→ Exercise prompt: Copy out, unchanged, everything from the first row below down to the row containing "value-label: 167.193 (304, 339, 351, 354)", including that row.

→ Records to use:
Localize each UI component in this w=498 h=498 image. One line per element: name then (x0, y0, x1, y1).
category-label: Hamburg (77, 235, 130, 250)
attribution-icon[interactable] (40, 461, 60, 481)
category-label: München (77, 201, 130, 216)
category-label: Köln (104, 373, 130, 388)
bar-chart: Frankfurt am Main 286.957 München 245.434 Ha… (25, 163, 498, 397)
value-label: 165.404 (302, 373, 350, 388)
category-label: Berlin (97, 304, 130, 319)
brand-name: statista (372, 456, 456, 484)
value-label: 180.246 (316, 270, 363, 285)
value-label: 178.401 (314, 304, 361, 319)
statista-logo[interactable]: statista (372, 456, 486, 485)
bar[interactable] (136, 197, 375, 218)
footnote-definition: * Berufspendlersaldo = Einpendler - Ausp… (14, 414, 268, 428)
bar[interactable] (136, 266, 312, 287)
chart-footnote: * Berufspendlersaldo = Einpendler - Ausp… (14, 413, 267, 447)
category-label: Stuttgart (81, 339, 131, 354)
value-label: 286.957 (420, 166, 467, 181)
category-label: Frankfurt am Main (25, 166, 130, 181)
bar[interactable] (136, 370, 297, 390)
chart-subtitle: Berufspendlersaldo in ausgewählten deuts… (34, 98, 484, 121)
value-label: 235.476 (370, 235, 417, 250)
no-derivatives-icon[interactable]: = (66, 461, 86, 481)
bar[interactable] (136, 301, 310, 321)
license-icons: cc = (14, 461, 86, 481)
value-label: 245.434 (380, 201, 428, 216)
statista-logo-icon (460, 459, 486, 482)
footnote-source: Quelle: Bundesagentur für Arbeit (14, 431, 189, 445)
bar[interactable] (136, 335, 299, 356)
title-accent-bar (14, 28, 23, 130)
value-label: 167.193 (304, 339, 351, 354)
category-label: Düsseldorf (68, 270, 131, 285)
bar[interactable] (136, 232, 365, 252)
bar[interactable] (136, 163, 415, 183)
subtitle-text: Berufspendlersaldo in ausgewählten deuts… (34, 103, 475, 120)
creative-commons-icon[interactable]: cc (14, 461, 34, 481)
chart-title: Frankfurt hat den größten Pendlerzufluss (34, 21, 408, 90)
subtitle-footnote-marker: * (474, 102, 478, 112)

→ Exercise response:
Localize each UI component in this w=498 h=498 image. One line per element: name then (x0, y0, x1, y1).
category-label: Hamburg (77, 235, 130, 250)
attribution-icon[interactable] (40, 461, 60, 481)
category-label: München (77, 201, 130, 216)
category-label: Köln (104, 373, 130, 388)
bar-chart: Frankfurt am Main 286.957 München 245.434 Ha… (25, 163, 498, 397)
value-label: 165.404 (302, 373, 350, 388)
category-label: Berlin (97, 304, 130, 319)
brand-name: statista (372, 456, 456, 484)
value-label: 180.246 (316, 270, 363, 285)
value-label: 178.401 (314, 304, 361, 319)
statista-logo[interactable]: statista (372, 456, 486, 485)
bar[interactable] (136, 197, 375, 218)
footnote-definition: * Berufspendlersaldo = Einpendler - Ausp… (14, 414, 268, 428)
bar[interactable] (136, 266, 312, 287)
chart-footnote: * Berufspendlersaldo = Einpendler - Ausp… (14, 413, 267, 447)
category-label: Stuttgart (81, 339, 131, 354)
value-label: 286.957 (420, 166, 467, 181)
category-label: Frankfurt am Main (25, 166, 130, 181)
bar[interactable] (136, 370, 297, 390)
chart-subtitle: Berufspendlersaldo in ausgewählten deuts… (34, 98, 484, 121)
value-label: 235.476 (370, 235, 417, 250)
no-derivatives-icon[interactable]: = (66, 461, 86, 481)
bar[interactable] (136, 301, 310, 321)
license-icons: cc = (14, 461, 86, 481)
value-label: 245.434 (380, 201, 428, 216)
statista-logo-icon (460, 459, 486, 482)
footnote-source: Quelle: Bundesagentur für Arbeit (14, 431, 189, 445)
bar[interactable] (136, 335, 299, 356)
title-accent-bar (14, 28, 23, 130)
value-label: 167.193 (304, 339, 351, 354)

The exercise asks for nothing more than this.